UNDANG-UNDANG REPUBLIK INDONESIA
NOMOR 32 TAHUN 2004
TENTANG
PEMERINTAHAN DAERAH
DENGAN RAHMAT TUHAN YANG MAHA ESA
PRESIDEN REPUBLIK INDONESIA,
Menimbang :
a. bahwa dalam rangka penyelenggaraan pemerintahan daerah sesuai dengan amanat Undang-Undang Dasar Negara Republik Indonesia Tahun 1945, pemerintahan daerah, yang mengatur dan mengurus sendiri urusan pemerintahan menurut asas otonomi dan tugas pembantuan, diarahkan untuk mempercepat terwujudnya kesejahteraan masyarakat melalui peningkatan, pelayanan, pemberdayaan, dan peran serta masyarakat, serta peningkatan daya saing daerah dengan memperhatikan prinsip demokrasi, pemerataan, keadilan, keistimewaan dan kekhususan suatu daerah dalam sistem Negara Kesatuan Republik Indonesia;
b. bahwa efisiensi dan efektivitas penyelenggaraan pemerintahan daerah perlu ditingkatkan dengan lebih memperhatikan aspek-aspek hubungan antarsusunan pemerintahan dan antarpemerintahan daerah, potensi dan keanekaragaman daerah, peluang dan tantangan persaingan global dengan memberikan kewenangan yang seluas-luasnya kepada daerah disertai dengan pemberian hak dan kewajiban menyelenggarakan otonomi daerah dalam kesatuan sistem penyelenggaraan pemerintahan negara;
c. bahwa Undang-Undang Nomor 22 Tahun 1999 tentang Pemerintahan Daerah tidak sesuai dengan perkembangan keadaan, ketatanegaraan, dan tuntutan penyelenggaraan otonomi daerah sehingga perlu diganti;
d. bahwa berdasarkan pertimbangan pada huruf a, huruf b, dan huruf c perlu ditetapkan Undang-Undang tentang Pemerintahan Daerah;
Mengingat :
1. Pasal 1, Pasal 4, Pasal 5, Pasal 18, Pasal 18A, Pasal 18B, Pasal 20, Pasal 21, Pasal 22D , Pasal 23E ayat (2), Pasal 24A ayat (1), Pasal 31 ayat (4), Pasal 33, dan Pasal 34 Undang-Undang Dasar Negara Republik Indonesia Tahun 1945;
1. Pasal 1, Pasal 4, Pasal 5, Pasal 18, Pasal 18A, Pasal 18B, Pasal 20, Pasal 21, Pasal 22D , Pasal 23E ayat (2), Pasal 24A ayat (1), Pasal 31 ayat (4), Pasal 33, dan Pasal 34 Undang-Undang Dasar Negara Republik Indonesia Tahun 1945;
2. Undang-Undang Nomor 28 Tahun 1999 tentang Penyelenggara Negara yang Bersih dan Bebas dari Korupsi, Kolusi, dan Nepotisme (Lembaran Negara Republik Indonesia Tahun 1999 Nomor 75, Tambahan Lembaran Negara Republik Indonesia Nomor 3851);
3. Undang-Undang Nomor 17 Tahun 2003 tentang Keuangan Negara (Lembaran Negara Republik Indonesia Tahun 2003 Nomor 47, Tambahan Lembaran Negara Republik Indonesia Nomor 4286);
4. Undang-Undang Nomor 22 Tahun 2003 tentang Susunan dan Kedudukan Majelis Permusyawaratan Rakyat, Dewan Perwakilan Rakyat, Dewan Perwakilan Daerah, dan Dewan Perwakilan Rakyat Daerah (Lembaran Negara Republik Indonesia Tahun 2003 Nomor 92, Tambahan Lembaran Negara Republik Indonesia Nomor 4310);
DEWAN PERWAKILAN RAKYAT REPUBLIK INDONESIA
DAN
PRESIDEN REPUBLIK INDONESIA
MEMUTUSKAN:
Menetapkan : UNDANG-UNDANG TENTANG PEMERINTAHAN DAERAH.

> BARIS DATA
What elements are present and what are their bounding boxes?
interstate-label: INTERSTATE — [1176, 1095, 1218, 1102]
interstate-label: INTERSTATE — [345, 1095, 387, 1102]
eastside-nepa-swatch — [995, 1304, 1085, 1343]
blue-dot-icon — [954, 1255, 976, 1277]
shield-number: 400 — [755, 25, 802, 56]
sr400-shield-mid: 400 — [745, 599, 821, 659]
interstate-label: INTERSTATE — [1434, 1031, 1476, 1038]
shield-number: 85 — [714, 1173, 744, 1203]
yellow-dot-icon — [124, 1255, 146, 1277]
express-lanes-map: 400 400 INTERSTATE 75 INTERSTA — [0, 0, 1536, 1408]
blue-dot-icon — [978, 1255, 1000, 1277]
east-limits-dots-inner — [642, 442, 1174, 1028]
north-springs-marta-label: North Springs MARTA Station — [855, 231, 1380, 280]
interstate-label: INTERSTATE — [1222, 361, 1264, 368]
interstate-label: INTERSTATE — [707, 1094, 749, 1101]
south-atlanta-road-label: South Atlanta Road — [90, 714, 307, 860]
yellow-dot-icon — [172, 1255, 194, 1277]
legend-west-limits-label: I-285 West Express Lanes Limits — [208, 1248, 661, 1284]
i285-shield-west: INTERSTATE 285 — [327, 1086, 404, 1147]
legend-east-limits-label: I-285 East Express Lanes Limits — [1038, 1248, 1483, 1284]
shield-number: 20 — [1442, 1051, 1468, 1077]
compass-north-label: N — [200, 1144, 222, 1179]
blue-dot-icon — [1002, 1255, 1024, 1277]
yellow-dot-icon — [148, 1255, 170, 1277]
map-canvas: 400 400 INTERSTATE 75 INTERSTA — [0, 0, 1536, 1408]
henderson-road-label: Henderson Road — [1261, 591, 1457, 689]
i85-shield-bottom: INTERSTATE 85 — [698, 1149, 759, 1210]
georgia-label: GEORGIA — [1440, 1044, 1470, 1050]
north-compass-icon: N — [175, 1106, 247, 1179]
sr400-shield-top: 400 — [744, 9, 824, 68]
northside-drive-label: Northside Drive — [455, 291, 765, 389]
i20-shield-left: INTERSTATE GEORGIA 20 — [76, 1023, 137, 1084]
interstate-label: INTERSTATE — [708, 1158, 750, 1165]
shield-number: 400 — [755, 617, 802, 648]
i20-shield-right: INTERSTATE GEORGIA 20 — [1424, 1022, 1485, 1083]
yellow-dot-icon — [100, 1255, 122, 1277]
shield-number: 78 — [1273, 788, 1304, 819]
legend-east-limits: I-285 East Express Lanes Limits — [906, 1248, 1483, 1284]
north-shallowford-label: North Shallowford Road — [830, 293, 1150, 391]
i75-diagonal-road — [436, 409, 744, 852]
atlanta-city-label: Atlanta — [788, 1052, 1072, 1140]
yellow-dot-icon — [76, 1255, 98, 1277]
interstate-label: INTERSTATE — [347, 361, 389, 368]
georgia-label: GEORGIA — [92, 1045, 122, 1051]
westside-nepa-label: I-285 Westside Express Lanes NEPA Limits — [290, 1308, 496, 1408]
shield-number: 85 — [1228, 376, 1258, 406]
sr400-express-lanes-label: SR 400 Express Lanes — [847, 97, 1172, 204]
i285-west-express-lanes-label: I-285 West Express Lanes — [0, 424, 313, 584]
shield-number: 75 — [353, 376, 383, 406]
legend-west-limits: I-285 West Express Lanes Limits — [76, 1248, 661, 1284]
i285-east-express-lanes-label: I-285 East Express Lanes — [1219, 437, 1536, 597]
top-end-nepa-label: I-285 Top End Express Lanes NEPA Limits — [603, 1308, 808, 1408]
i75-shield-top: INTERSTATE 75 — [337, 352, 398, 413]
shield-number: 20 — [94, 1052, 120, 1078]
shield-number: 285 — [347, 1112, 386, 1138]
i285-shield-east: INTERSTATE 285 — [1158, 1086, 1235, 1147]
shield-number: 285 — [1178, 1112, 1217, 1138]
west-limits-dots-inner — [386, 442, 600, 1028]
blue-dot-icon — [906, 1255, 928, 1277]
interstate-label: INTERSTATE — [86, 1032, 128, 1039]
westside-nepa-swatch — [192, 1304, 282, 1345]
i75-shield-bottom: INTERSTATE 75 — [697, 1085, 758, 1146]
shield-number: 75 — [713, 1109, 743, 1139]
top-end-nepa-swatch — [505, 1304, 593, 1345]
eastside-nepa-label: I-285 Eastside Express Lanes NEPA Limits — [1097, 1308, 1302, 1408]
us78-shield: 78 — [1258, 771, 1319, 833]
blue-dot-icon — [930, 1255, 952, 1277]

> DAFTAR TUGAS
a. Menurut kutipan undang-undang tentang pemerintahan daerah, undang-undang mana yang dinyatakan perlu diganti?
b. Teruskan kutipan undang-undang tentang pemerintahan daerah mulai dari kalimat sesudah baris terakhirnya.

> JAWABAN PER TUGAS
a. Undang-Undang Nomor 22 Tahun 1999 tentang Pemerintahan Daerah.

b.
BAB I
KETENTUAN UMUM
Pasal 1
Dalam
Undang-Undang ini yang dimaksud dengan:
1. Pemerintah pusat, selanjutnya disebut Pemerintah, adalah Presiden Republik Indonesia yang memegang kekuasaan pemerintahan negara Republik Indonesia sebagaimana dimaksud dalam Undang-Undang Dasar Negara Republik Indonesia Tahun 1945.
2. Pemerintahan daerah adalah penyelenggaraan urusan pemerintahan oleh pemerintah daerah dan DPRD menurut asas otonomi dan tugas pembantuan dengan prinsip otonomi seluas-luasnya dalam sistem dan prinsip Negara Kesatuan Republik Indonesia sebagaimana dimaksud dalam Undang-Undang Dasar Negara Republik Indonesia Tahun 1945.
3. Pemerintah daerah adalah Gubernur, Bupati, atau Walikota, dan perangkat daerah sebagai unsur penyelenggara pemerintahan daerah.
4. Dewan Perwakilan Rakyat Daerah yang selanjutnya disebut DPRD adalah lembaga perwakilan rakyat daerah sebagai unsur penyelenggara pemerintahan daerah.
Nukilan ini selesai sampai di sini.